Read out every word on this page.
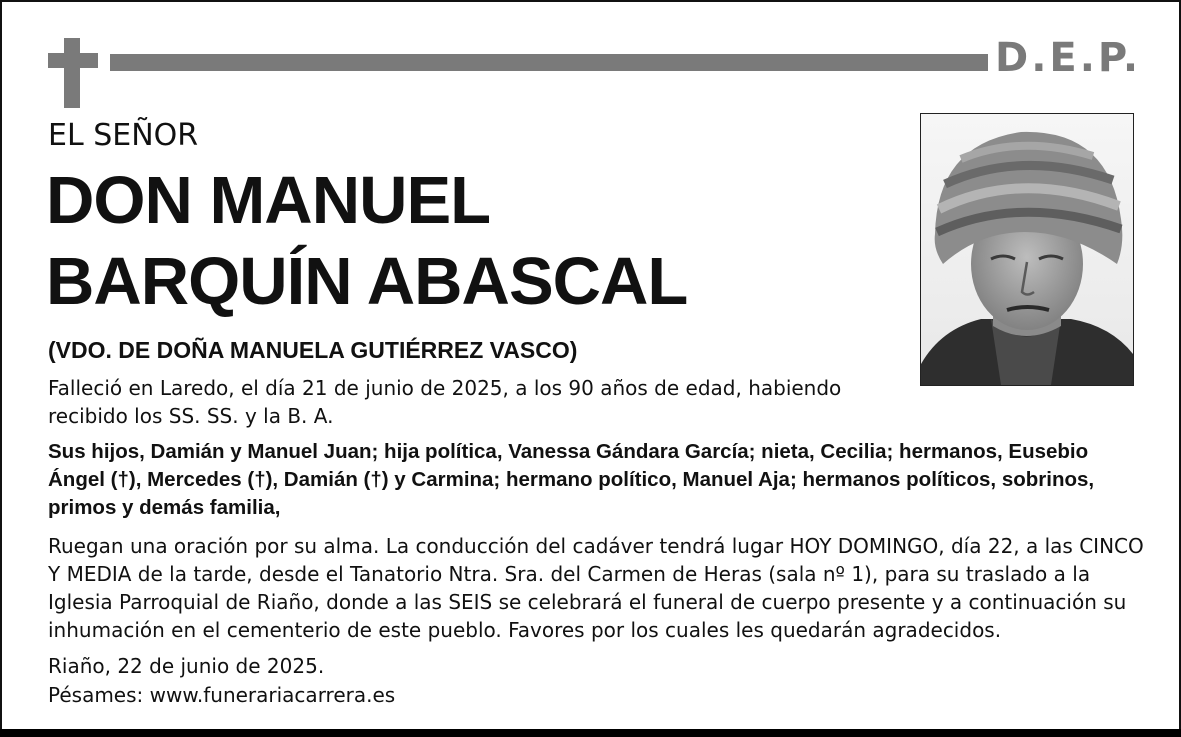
D.E.P.
EL SEÑOR
DON MANUEL
BARQUÍN ABASCAL
(VDO. DE DOÑA MANUELA GUTIÉRREZ VASCO)
Falleció en Laredo, el día 21 de junio de 2025, a los 90 años de edad, habiendo recibido los SS. SS. y la B. A.
Sus hijos, Damián y Manuel Juan; hija política, Vanessa Gándara García; nieta, Cecilia; hermanos, Eusebio Ángel (†), Mercedes (†), Damián (†) y Carmina; hermano político, Manuel Aja; hermanos políticos, sobrinos, primos y demás familia,
Ruegan una oración por su alma. La conducción del cadáver tendrá lugar HOY DOMINGO, día 22, a las CINCO Y MEDIA de la tarde, desde el Tanatorio Ntra. Sra. del Carmen de Heras (sala nº 1), para su traslado a la Iglesia Parroquial de Riaño, donde a las SEIS se celebrará el funeral de cuerpo presente y a continuación su inhumación en el cementerio de este pueblo. Favores por los cuales les quedarán agradecidos.
Riaño, 22 de junio de 2025.
Pésames: www.funerariacarrera.es
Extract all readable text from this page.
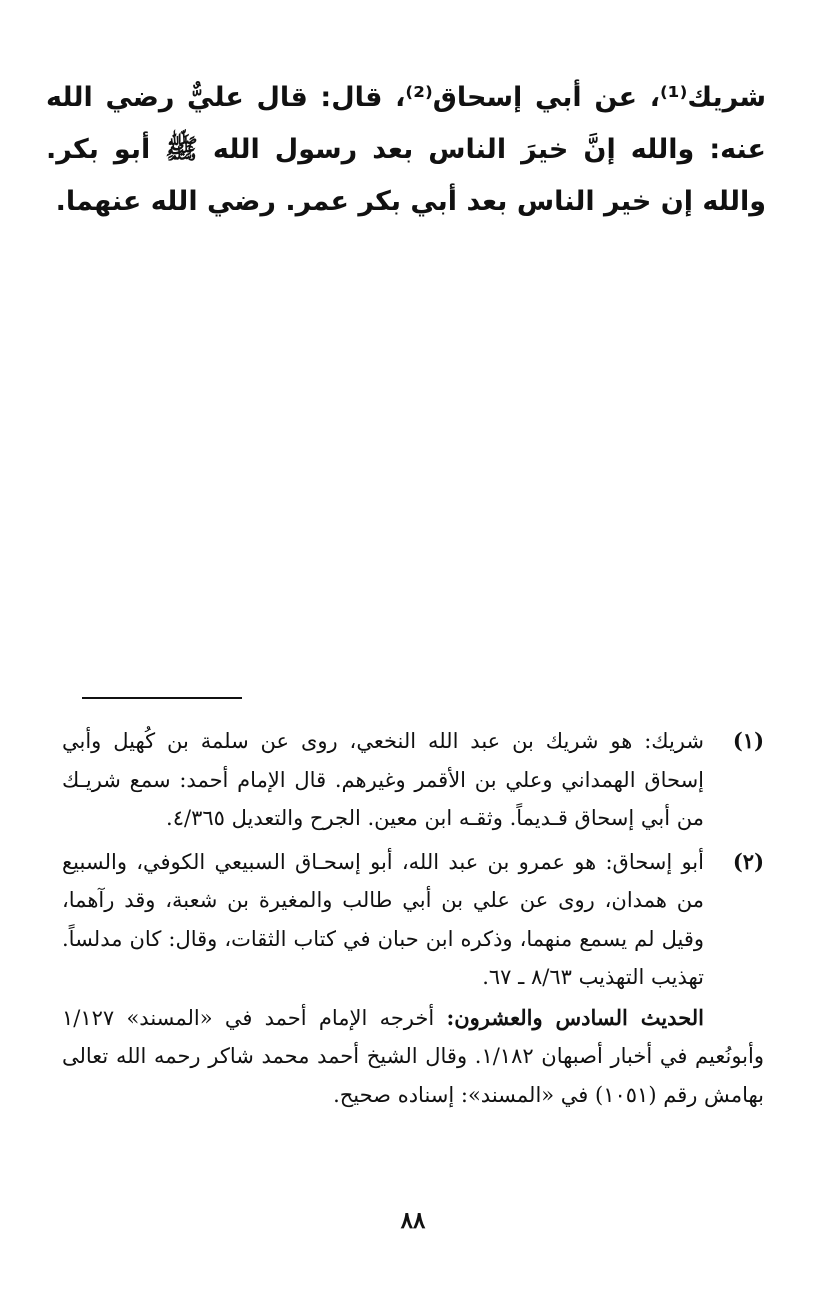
شريك⁽¹⁾، عن أبي إسحاق⁽²⁾، قال: قال عليٌّ رضي الله عنه: والله إنَّ خيرَ الناس بعد رسول الله ﷺ أبو بكر. والله إن خير الناس بعد أبي بكر عمر. رضي الله عنهما.

(١)
شريك: هو شريك بن عبد الله النخعي، روى عن سلمة بن كُهيل وأبي إسحاق الهمداني وعلي بن الأقمر وغيرهم. قال الإمام أحمد: سمع شريـك من أبي إسحاق قـديماً. وثقـه ابن معين. الجرح والتعديل ٤/٣٦٥.
(٢)
أبو إسحاق: هو عمرو بن عبد الله، أبو إسحـاق السبيعي الكوفي، والسبيع من همدان، روى عن علي بن أبي طالب والمغيرة بن شعبة، وقد رآهما، وقيل لم يسمع منهما، وذكره ابن حبان في كتاب الثقات، وقال: كان مدلساً. تهذيب التهذيب ٨/٦٣ ـ ٦٧.
الحديث السادس والعشرون: أخرجه الإمام أحمد في «المسند» ١/١٢٧ وأبونُعيم في أخبار أصبهان ١/١٨٢. وقال الشيخ أحمد محمد شاكر رحمه الله تعالى بهامش رقم (١٠٥١) في «المسند»: إسناده صحيح.
٨٨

▸ **REQUIREMENTS**
Wherever the word "junio" occurs in a line of the listing, copy that line.

▸ **EXERCISE OUTPUT**
Falleció en Laredo, el día 21 de junio de 2025, a los 90 años de edad, habiendo recibido los SS. SS. y la B. A.
Riaño, 22 de junio de 2025.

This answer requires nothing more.